#### Try it:
Counting task for the data below: how many lines hold the word "color"? Answer with the number only.

#### Dataset excerpts:

━━━━━━━━━━━━━━━━━━━━

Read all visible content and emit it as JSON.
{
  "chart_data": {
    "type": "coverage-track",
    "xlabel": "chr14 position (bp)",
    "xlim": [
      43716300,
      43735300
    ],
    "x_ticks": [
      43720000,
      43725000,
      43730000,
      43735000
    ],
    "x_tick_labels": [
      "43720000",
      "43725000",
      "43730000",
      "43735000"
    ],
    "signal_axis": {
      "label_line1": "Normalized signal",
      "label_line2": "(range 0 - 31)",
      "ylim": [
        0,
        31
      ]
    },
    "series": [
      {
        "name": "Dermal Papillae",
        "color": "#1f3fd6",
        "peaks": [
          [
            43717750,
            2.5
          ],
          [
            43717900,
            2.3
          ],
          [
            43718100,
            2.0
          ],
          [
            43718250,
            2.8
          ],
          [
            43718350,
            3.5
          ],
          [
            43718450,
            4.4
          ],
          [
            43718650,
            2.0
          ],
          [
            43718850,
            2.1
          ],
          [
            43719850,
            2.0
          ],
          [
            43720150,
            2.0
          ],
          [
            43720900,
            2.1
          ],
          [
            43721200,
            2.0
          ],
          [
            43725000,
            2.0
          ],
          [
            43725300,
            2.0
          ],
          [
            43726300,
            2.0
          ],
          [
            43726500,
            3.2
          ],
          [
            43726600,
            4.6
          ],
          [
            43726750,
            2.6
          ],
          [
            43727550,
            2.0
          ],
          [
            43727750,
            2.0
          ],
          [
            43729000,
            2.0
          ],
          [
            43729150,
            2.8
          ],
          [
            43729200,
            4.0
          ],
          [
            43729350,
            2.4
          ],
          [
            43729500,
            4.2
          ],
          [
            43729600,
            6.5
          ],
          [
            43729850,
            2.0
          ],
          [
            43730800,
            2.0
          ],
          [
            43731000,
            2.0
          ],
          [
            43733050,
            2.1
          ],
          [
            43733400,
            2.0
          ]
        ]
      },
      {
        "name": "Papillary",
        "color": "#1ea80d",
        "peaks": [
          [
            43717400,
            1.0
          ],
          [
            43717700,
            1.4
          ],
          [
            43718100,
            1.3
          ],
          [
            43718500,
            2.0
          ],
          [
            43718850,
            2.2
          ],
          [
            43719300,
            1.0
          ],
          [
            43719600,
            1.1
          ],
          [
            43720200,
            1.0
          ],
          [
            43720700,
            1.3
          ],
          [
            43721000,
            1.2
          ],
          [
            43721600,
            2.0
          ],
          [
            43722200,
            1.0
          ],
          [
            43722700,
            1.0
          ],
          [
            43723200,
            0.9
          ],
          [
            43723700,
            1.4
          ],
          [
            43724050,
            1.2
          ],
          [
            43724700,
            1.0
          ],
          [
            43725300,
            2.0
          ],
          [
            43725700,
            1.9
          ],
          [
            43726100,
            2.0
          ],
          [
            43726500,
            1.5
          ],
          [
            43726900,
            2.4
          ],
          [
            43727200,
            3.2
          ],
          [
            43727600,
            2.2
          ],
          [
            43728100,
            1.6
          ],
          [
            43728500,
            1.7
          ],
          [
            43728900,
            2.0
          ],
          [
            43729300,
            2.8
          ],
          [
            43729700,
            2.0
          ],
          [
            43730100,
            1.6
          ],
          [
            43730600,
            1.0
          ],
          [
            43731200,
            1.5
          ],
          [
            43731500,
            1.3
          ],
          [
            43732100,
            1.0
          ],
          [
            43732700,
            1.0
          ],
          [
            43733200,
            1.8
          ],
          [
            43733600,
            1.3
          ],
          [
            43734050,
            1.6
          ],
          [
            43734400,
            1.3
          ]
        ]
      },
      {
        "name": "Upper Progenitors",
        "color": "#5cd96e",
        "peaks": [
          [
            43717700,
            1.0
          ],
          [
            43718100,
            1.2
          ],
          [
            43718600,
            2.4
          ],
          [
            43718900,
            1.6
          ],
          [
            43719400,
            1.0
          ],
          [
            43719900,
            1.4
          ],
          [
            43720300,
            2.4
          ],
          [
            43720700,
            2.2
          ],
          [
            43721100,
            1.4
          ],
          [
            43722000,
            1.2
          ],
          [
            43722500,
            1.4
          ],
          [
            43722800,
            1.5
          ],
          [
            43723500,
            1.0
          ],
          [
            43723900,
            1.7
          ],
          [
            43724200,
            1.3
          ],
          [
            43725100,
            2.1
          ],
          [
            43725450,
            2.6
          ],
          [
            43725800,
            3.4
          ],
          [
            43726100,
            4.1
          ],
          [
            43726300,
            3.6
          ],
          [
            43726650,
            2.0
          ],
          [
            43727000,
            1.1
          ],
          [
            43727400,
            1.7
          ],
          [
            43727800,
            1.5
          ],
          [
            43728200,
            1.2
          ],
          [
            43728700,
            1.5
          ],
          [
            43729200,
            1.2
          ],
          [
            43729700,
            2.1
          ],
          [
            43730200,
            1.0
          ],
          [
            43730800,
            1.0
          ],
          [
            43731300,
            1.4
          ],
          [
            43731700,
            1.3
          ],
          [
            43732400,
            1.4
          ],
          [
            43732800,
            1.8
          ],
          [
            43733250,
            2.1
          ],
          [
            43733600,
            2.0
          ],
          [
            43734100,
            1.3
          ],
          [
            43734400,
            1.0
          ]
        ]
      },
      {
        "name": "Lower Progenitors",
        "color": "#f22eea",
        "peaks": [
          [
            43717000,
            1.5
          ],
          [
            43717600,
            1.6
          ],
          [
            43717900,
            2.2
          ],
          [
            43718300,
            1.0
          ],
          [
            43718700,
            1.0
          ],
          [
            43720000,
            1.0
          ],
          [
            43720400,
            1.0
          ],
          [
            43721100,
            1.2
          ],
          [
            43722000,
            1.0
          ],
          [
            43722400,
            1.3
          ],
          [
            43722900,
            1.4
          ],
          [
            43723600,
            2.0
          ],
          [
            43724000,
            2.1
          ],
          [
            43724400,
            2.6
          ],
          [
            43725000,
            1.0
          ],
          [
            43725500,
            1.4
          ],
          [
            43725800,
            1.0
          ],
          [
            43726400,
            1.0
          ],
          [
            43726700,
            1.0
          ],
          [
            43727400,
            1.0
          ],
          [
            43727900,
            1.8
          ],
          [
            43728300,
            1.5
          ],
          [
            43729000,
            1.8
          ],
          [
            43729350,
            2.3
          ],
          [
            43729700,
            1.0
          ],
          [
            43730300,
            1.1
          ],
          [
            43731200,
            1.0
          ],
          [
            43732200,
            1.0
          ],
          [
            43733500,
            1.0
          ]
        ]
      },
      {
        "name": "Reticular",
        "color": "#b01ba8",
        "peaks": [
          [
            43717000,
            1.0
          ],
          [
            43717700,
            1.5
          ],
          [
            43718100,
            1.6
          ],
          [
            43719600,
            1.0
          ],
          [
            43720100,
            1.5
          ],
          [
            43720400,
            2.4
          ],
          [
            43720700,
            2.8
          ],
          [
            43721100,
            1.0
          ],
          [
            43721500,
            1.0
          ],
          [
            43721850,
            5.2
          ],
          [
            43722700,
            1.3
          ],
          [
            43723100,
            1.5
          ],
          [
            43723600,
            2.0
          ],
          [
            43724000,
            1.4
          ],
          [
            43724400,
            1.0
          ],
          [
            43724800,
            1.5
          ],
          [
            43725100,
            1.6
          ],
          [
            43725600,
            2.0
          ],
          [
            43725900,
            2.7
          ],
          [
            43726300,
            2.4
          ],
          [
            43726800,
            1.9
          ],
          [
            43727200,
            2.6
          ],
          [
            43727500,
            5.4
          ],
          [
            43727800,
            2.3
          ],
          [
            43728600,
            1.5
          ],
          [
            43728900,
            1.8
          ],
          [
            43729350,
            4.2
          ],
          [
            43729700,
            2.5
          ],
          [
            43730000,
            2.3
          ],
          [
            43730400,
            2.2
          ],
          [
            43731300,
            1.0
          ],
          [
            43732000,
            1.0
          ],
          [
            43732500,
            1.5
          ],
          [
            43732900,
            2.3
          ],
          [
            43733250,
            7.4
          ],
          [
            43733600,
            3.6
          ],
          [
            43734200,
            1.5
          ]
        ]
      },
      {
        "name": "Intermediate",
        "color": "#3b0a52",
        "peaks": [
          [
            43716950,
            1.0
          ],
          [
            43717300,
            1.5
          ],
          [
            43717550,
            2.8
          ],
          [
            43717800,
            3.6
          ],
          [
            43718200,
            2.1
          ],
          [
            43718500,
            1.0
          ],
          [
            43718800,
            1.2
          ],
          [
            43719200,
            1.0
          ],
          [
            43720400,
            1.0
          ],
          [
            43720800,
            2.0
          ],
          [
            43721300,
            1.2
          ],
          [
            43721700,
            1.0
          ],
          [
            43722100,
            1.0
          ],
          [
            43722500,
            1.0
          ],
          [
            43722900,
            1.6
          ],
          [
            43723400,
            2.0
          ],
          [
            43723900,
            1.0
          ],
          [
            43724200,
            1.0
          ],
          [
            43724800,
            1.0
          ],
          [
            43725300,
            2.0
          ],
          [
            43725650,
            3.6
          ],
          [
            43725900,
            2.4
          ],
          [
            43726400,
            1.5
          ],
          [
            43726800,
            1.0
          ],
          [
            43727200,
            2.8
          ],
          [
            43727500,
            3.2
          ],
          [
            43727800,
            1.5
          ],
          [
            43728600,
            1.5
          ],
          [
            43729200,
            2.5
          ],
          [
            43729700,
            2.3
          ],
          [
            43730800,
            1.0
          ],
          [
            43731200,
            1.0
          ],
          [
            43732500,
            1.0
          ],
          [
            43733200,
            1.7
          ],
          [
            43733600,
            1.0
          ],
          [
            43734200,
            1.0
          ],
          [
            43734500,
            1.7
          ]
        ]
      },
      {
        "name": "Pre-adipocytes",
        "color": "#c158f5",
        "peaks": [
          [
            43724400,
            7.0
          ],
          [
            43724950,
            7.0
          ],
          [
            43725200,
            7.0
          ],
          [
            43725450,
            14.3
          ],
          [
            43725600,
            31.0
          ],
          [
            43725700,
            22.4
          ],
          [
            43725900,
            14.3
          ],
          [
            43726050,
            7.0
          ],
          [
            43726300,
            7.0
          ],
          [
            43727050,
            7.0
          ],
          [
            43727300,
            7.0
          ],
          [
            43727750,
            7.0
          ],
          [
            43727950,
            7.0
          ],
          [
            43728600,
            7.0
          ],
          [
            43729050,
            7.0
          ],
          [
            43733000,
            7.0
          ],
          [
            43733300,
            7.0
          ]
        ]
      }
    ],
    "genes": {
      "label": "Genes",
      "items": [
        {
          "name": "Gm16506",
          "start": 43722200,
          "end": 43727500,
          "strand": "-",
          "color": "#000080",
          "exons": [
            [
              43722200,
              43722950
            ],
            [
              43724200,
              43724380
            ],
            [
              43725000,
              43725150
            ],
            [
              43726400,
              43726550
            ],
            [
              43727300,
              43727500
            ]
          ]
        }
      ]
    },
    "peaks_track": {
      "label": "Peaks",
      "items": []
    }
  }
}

━━━━━━━━━━━━━━━━━━━━

#### Answer to this problem:
8